A block of data
==*==
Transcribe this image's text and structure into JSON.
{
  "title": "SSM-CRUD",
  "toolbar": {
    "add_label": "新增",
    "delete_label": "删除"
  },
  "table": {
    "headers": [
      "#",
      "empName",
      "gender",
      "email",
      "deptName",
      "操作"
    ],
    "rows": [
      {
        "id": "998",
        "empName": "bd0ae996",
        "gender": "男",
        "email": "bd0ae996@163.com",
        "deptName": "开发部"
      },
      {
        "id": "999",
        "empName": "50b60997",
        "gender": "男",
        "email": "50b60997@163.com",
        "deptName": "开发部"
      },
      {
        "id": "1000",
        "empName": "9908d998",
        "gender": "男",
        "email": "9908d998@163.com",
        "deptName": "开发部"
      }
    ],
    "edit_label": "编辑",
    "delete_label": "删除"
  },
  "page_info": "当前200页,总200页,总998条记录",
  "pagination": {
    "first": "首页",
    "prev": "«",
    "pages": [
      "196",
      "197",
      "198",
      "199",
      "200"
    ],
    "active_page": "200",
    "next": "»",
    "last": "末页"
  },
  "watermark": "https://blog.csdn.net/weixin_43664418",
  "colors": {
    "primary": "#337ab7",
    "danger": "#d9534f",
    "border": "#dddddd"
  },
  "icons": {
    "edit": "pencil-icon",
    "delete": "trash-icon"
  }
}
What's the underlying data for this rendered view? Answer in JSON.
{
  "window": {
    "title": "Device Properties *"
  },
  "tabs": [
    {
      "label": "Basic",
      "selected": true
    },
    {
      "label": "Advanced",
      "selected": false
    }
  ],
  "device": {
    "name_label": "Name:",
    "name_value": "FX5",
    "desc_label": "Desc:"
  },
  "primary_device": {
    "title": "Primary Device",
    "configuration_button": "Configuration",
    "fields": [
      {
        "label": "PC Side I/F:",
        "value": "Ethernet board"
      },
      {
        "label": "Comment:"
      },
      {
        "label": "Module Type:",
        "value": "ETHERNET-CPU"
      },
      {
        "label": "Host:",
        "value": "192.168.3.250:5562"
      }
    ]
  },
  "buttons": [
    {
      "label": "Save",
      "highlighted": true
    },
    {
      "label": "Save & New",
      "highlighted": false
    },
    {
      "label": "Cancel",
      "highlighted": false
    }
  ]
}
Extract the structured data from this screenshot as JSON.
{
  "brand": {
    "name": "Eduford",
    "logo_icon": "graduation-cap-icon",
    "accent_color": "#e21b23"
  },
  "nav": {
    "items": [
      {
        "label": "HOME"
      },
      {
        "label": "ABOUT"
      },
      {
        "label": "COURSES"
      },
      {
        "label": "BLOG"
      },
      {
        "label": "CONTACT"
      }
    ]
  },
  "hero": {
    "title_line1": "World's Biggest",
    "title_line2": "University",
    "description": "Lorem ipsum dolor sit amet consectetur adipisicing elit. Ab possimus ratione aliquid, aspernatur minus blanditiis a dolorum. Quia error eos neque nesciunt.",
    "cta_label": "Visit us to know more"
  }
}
==*==
SHORT EXERCISE -> Return each line of the data exactly as written above.

EXERCISE OUTPUT ->
Transcribe this image's text and structure into JSON.
{
  "title": "SSM-CRUD",
  "toolbar": {
    "add_label": "新增",
    "delete_label": "删除"
  },
  "table": {
    "headers": [
      "#",
      "empName",
      "gender",
      "email",
      "deptName",
      "操作"
    ],
    "rows": [
      {
        "id": "998",
        "empName": "bd0ae996",
        "gender": "男",
        "email": "bd0ae996@163.com",
        "deptName": "开发部"
      },
      {
        "id": "999",
        "empName": "50b60997",
        "gender": "男",
        "email": "50b60997@163.com",
        "deptName": "开发部"
      },
      {
        "id": "1000",
        "empName": "9908d998",
        "gender": "男",
        "email": "9908d998@163.com",
        "deptName": "开发部"
      }
    ],
    "edit_label": "编辑",
    "delete_label": "删除"
  },
  "page_info": "当前200页,总200页,总998条记录",
  "pagination": {
    "first": "首页",
    "prev": "«",
    "pages": [
      "196",
      "197",
      "198",
      "199",
      "200"
    ],
    "active_page": "200",
    "next": "»",
    "last": "末页"
  },
  "watermark": "https://blog.csdn.net/weixin_43664418",
  "colors": {
    "primary": "#337ab7",
    "danger": "#d9534f",
    "border": "#dddddd"
  },
  "icons": {
    "edit": "pencil-icon",
    "delete": "trash-icon"
  }
}
What's the underlying data for this rendered view? Answer in JSON.
{
  "window": {
    "title": "Device Properties *"
  },
  "tabs": [
    {
      "label": "Basic",
      "selected": true
    },
    {
      "label": "Advanced",
      "selected": false
    }
  ],
  "device": {
    "name_label": "Name:",
    "name_value": "FX5",
    "desc_label": "Desc:"
  },
  "primary_device": {
    "title": "Primary Device",
    "configuration_button": "Configuration",
    "fields": [
      {
        "label": "PC Side I/F:",
        "value": "Ethernet board"
      },
      {
        "label": "Comment:"
      },
      {
        "label": "Module Type:",
        "value": "ETHERNET-CPU"
      },
      {
        "label": "Host:",
        "value": "192.168.3.250:5562"
      }
    ]
  },
  "buttons": [
    {
      "label": "Save",
      "highlighted": true
    },
    {
      "label": "Save & New",
      "highlighted": false
    },
    {
      "label": "Cancel",
      "highlighted": false
    }
  ]
}
Extract the structured data from this screenshot as JSON.
{
  "brand": {
    "name": "Eduford",
    "logo_icon": "graduation-cap-icon",
    "accent_color": "#e21b23"
  },
  "nav": {
    "items": [
      {
        "label": "HOME"
      },
      {
        "label": "ABOUT"
      },
      {
        "label": "COURSES"
      },
      {
        "label": "BLOG"
      },
      {
        "label": "CONTACT"
      }
    ]
  },
  "hero": {
    "title_line1": "World's Biggest",
    "title_line2": "University",
    "description": "Lorem ipsum dolor sit amet consectetur adipisicing elit. Ab possimus ratione aliquid, aspernatur minus blanditiis a dolorum. Quia error eos neque nesciunt.",
    "cta_label": "Visit us to know more"
  }
}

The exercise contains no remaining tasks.